DESCRIPTION OF THE TASK | Copy each line that has the string "name" somewhere in it.

[Excerpts from a figure dataset]
# # # #
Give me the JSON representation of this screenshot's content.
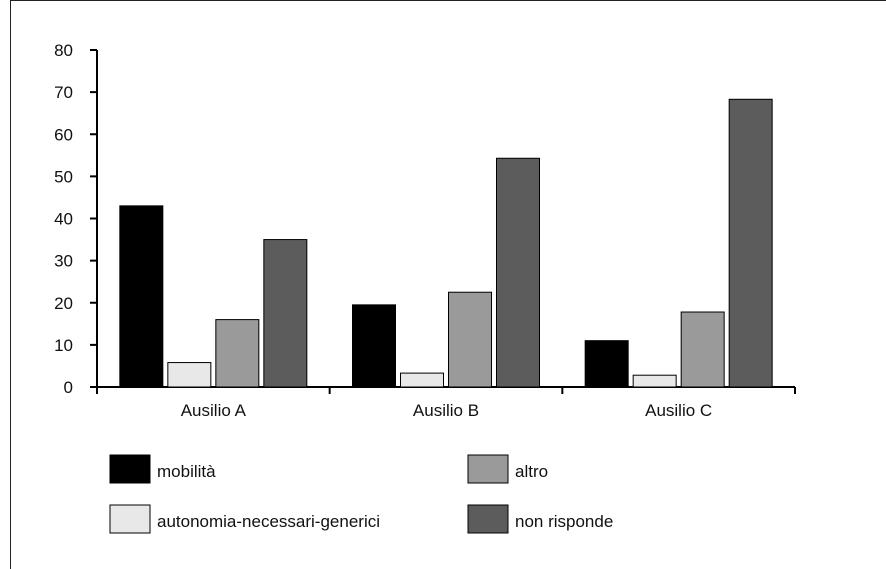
{
  "chart_data": {
    "type": "bar",
    "categories": [
      "Ausilio A",
      "Ausilio B",
      "Ausilio C"
    ],
    "series": [
      {
        "name": "mobilità",
        "values": [
          43,
          19.5,
          11
        ],
        "color": "#000000"
      },
      {
        "name": "autonomia-necessari-generici",
        "values": [
          5.8,
          3.3,
          2.8
        ],
        "color": "#e8e8e8"
      },
      {
        "name": "altro",
        "values": [
          16,
          22.5,
          17.8
        ],
        "color": "#9a9a9a"
      },
      {
        "name": "non risponde",
        "values": [
          35,
          54.3,
          68.3
        ],
        "color": "#5c5c5c"
      }
    ],
    "title": "",
    "xlabel": "",
    "ylabel": "",
    "ylim": [
      0,
      80
    ],
    "yticks": [
      "0",
      "10",
      "20",
      "30",
      "40",
      "50",
      "60",
      "70",
      "80"
    ],
    "grid": false,
    "legend_position": "bottom"
  }
}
# # # #
REPLY |
        "name": "mobilità",
        "name": "autonomia-necessari-generici",
        "name": "altro",
        "name": "non risponde",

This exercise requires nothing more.